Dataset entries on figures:
☆ ☆ ☆ ☆ ☆ ☆ ☆

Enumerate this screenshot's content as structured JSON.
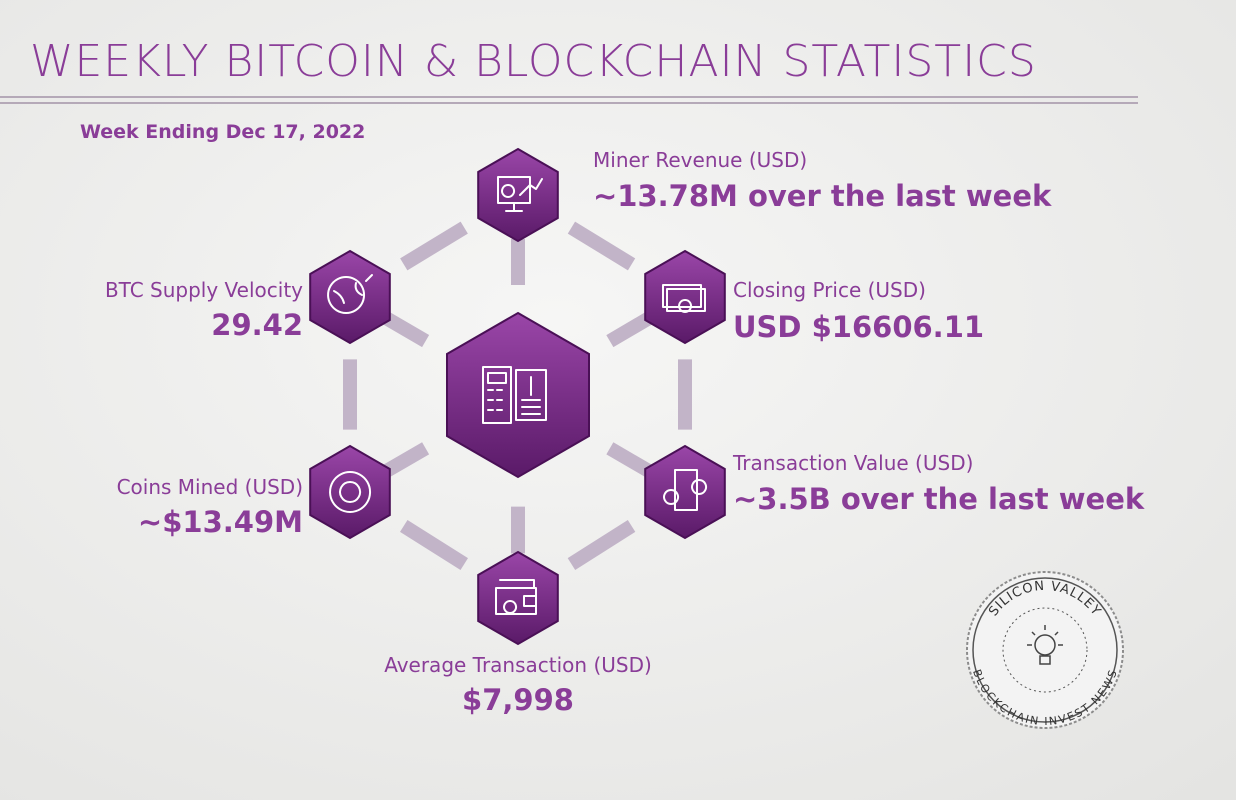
{
  "header": {
    "title": "WEEKLY BITCOIN & BLOCKCHAIN STATISTICS",
    "subtitle": "Week Ending Dec 17, 2022"
  },
  "stats": [
    {
      "label": "Miner Revenue (USD)",
      "value": "~13.78M over the last week"
    },
    {
      "label": "Closing Price (USD)",
      "value": "USD $16606.11"
    },
    {
      "label": "Transaction Value (USD)",
      "value": "~3.5B over the last week"
    },
    {
      "label": "Average Transaction (USD)",
      "value": "$7,998"
    },
    {
      "label": "Coins Mined (USD)",
      "value": "~$13.49M"
    },
    {
      "label": "BTC Supply Velocity",
      "value": "29.42"
    }
  ],
  "badge": {
    "top": "SILICON VALLEY",
    "bottom": "BLOCKCHAIN INVEST NEWS"
  }
}
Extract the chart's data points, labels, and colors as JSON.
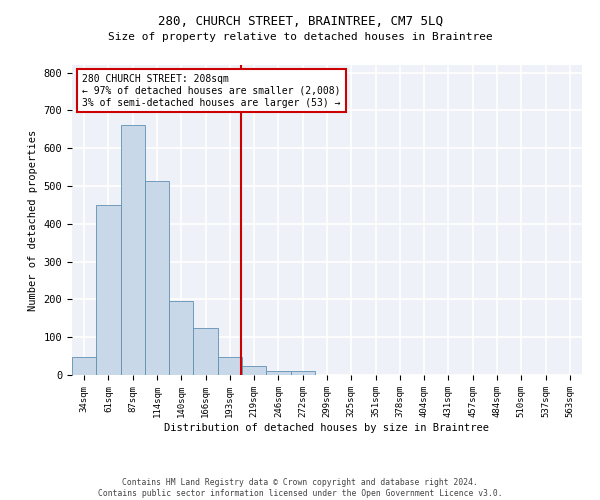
{
  "title": "280, CHURCH STREET, BRAINTREE, CM7 5LQ",
  "subtitle": "Size of property relative to detached houses in Braintree",
  "xlabel": "Distribution of detached houses by size in Braintree",
  "ylabel": "Number of detached properties",
  "bar_color": "#c8d8e8",
  "bar_edge_color": "#6090b0",
  "background_color": "#eef2f8",
  "grid_color": "#ffffff",
  "bin_labels": [
    "34sqm",
    "61sqm",
    "87sqm",
    "114sqm",
    "140sqm",
    "166sqm",
    "193sqm",
    "219sqm",
    "246sqm",
    "272sqm",
    "299sqm",
    "325sqm",
    "351sqm",
    "378sqm",
    "404sqm",
    "431sqm",
    "457sqm",
    "484sqm",
    "510sqm",
    "537sqm",
    "563sqm"
  ],
  "bar_heights": [
    47,
    449,
    662,
    514,
    196,
    125,
    47,
    25,
    10,
    10,
    0,
    0,
    0,
    0,
    0,
    0,
    0,
    0,
    0,
    0,
    0
  ],
  "annotation_line1": "280 CHURCH STREET: 208sqm",
  "annotation_line2": "← 97% of detached houses are smaller (2,008)",
  "annotation_line3": "3% of semi-detached houses are larger (53) →",
  "annotation_box_color": "#ffffff",
  "annotation_box_edge_color": "#cc0000",
  "vline_color": "#cc0000",
  "vline_x": 6.45,
  "ylim": [
    0,
    820
  ],
  "yticks": [
    0,
    100,
    200,
    300,
    400,
    500,
    600,
    700,
    800
  ],
  "footer_line1": "Contains HM Land Registry data © Crown copyright and database right 2024.",
  "footer_line2": "Contains public sector information licensed under the Open Government Licence v3.0."
}
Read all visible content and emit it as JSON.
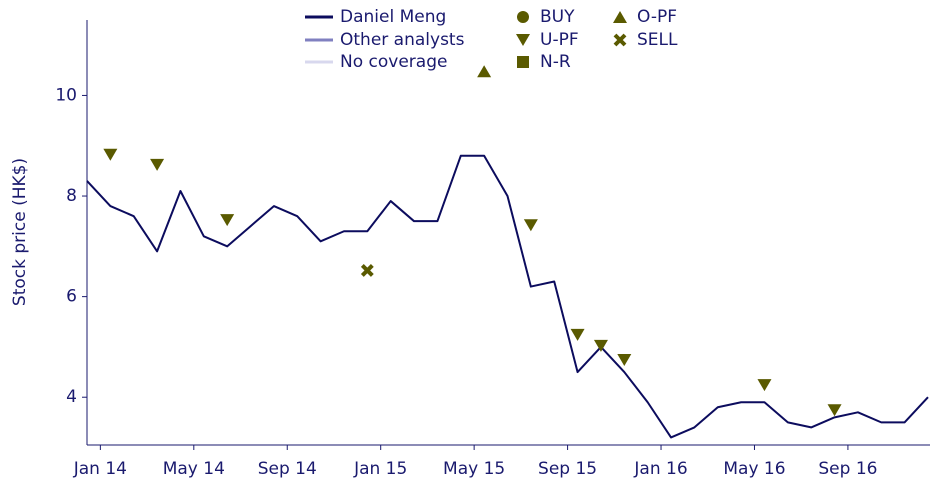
{
  "chart_data": {
    "type": "line",
    "ylabel": "Stock price (HK$)",
    "ylim": [
      3.05,
      11.5
    ],
    "yticks": [
      4,
      6,
      8,
      10
    ],
    "xlim": [
      "2013-12",
      "2016-12"
    ],
    "xticks": [
      {
        "value": "2014-01",
        "label": "Jan 14"
      },
      {
        "value": "2014-05",
        "label": "May 14"
      },
      {
        "value": "2014-09",
        "label": "Sep 14"
      },
      {
        "value": "2015-01",
        "label": "Jan 15"
      },
      {
        "value": "2015-05",
        "label": "May 15"
      },
      {
        "value": "2015-09",
        "label": "Sep 15"
      },
      {
        "value": "2016-01",
        "label": "Jan 16"
      },
      {
        "value": "2016-05",
        "label": "May 16"
      },
      {
        "value": "2016-09",
        "label": "Sep 16"
      }
    ],
    "x": [
      "2013-12",
      "2014-01",
      "2014-02",
      "2014-03",
      "2014-04",
      "2014-05",
      "2014-06",
      "2014-07",
      "2014-08",
      "2014-09",
      "2014-10",
      "2014-11",
      "2014-12",
      "2015-01",
      "2015-02",
      "2015-03",
      "2015-04",
      "2015-05",
      "2015-06",
      "2015-07",
      "2015-08",
      "2015-09",
      "2015-10",
      "2015-11",
      "2015-12",
      "2016-01",
      "2016-02",
      "2016-03",
      "2016-04",
      "2016-05",
      "2016-06",
      "2016-07",
      "2016-08",
      "2016-09",
      "2016-10",
      "2016-11",
      "2016-12"
    ],
    "series": [
      {
        "name": "Daniel Meng",
        "color": "#0c0c5e",
        "values": [
          8.3,
          7.8,
          7.6,
          6.9,
          8.1,
          7.2,
          7.0,
          7.4,
          7.8,
          7.6,
          7.1,
          7.3,
          7.3,
          7.9,
          7.5,
          7.5,
          8.8,
          8.8,
          8.0,
          6.2,
          6.3,
          4.5,
          5.0,
          4.5,
          3.9,
          3.2,
          3.4,
          3.8,
          3.9,
          3.9,
          3.5,
          3.4,
          3.6,
          3.7,
          3.5,
          3.5,
          4.0
        ]
      }
    ],
    "legend": [
      {
        "name": "Daniel Meng",
        "color": "#0c0c5e",
        "symbol": "line"
      },
      {
        "name": "Other analysts",
        "color": "#8080c0",
        "symbol": "line"
      },
      {
        "name": "No coverage",
        "color": "#d8d8ee",
        "symbol": "line"
      },
      {
        "name": "BUY",
        "color": "#5a5a00",
        "symbol": "circle"
      },
      {
        "name": "U-PF",
        "color": "#5a5a00",
        "symbol": "triangle-down"
      },
      {
        "name": "N-R",
        "color": "#5a5a00",
        "symbol": "square"
      },
      {
        "name": "O-PF",
        "color": "#5a5a00",
        "symbol": "triangle-up"
      },
      {
        "name": "SELL",
        "color": "#5a5a00",
        "symbol": "cross"
      }
    ],
    "ratings": [
      {
        "rating": "U-PF",
        "x": "2014-01",
        "value": 8.82
      },
      {
        "rating": "U-PF",
        "x": "2014-03",
        "value": 8.62
      },
      {
        "rating": "U-PF",
        "x": "2014-06",
        "value": 7.52
      },
      {
        "rating": "SELL",
        "x": "2014-12",
        "value": 6.52
      },
      {
        "rating": "O-PF",
        "x": "2015-05",
        "value": 10.48
      },
      {
        "rating": "U-PF",
        "x": "2015-07",
        "value": 7.42
      },
      {
        "rating": "U-PF",
        "x": "2015-09",
        "value": 5.24
      },
      {
        "rating": "U-PF",
        "x": "2015-10",
        "value": 5.02
      },
      {
        "rating": "U-PF",
        "x": "2015-11",
        "value": 4.74
      },
      {
        "rating": "U-PF",
        "x": "2016-05",
        "value": 4.24
      },
      {
        "rating": "U-PF",
        "x": "2016-08",
        "value": 3.74
      }
    ]
  }
}
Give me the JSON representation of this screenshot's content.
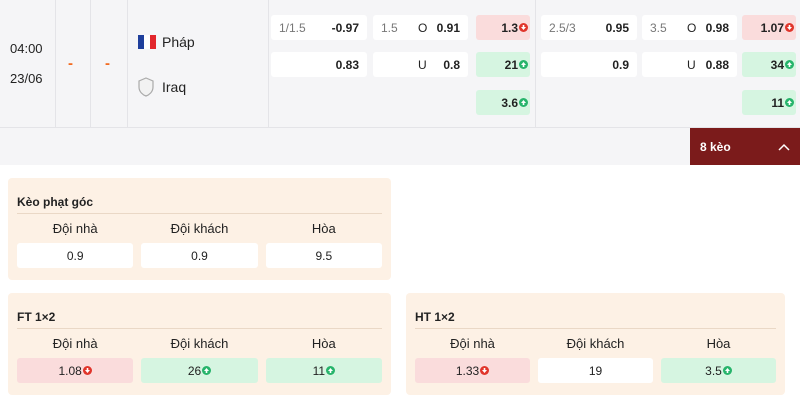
{
  "match": {
    "time": "04:00",
    "date": "23/06",
    "score_home": "-",
    "score_away": "-",
    "home": "Pháp",
    "away": "Iraq"
  },
  "odds": {
    "ft_handicap": {
      "line": "1/1.5",
      "home": "-0.97",
      "away": "0.83"
    },
    "ft_over_under": {
      "line": "1.5",
      "over_label": "O",
      "over": "0.91",
      "under_label": "U",
      "under": "0.8"
    },
    "ft_1x2": [
      {
        "value": "1.3",
        "trend": "down"
      },
      {
        "value": "21",
        "trend": "up"
      },
      {
        "value": "3.6",
        "trend": "up"
      }
    ],
    "ht_handicap": {
      "line": "2.5/3",
      "home": "0.95",
      "away": "0.9"
    },
    "ht_over_under": {
      "line": "3.5",
      "over_label": "O",
      "over": "0.98",
      "under_label": "U",
      "under": "0.88"
    },
    "ht_1x2": [
      {
        "value": "1.07",
        "trend": "down"
      },
      {
        "value": "34",
        "trend": "up"
      },
      {
        "value": "11",
        "trend": "up"
      }
    ]
  },
  "more_button": "8 kèo",
  "panels": [
    {
      "title": "Kèo phạt góc",
      "headers": [
        "Đội nhà",
        "Đội khách",
        "Hòa"
      ],
      "cells": [
        {
          "value": "0.9",
          "trend": "none"
        },
        {
          "value": "0.9",
          "trend": "none"
        },
        {
          "value": "9.5",
          "trend": "none"
        }
      ]
    },
    {
      "title": "FT 1×2",
      "headers": [
        "Đội nhà",
        "Đội khách",
        "Hòa"
      ],
      "cells": [
        {
          "value": "1.08",
          "trend": "down"
        },
        {
          "value": "26",
          "trend": "up"
        },
        {
          "value": "11",
          "trend": "up"
        }
      ]
    },
    {
      "title": "HT 1×2",
      "headers": [
        "Đội nhà",
        "Đội khách",
        "Hòa"
      ],
      "cells": [
        {
          "value": "1.33",
          "trend": "down"
        },
        {
          "value": "19",
          "trend": "none"
        },
        {
          "value": "3.5",
          "trend": "up"
        }
      ]
    }
  ]
}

☆ ☆ ☆ ☆ ☆ ☆ ☆

Find each line with the string "CHURCH" and copy it out.

EXERCISE SOLUTION:
  "title": "280, CHURCH STREET, BRAINTREE, CM7 5LQ",
  "annotation_line1": "280 CHURCH STREET: 208sqm",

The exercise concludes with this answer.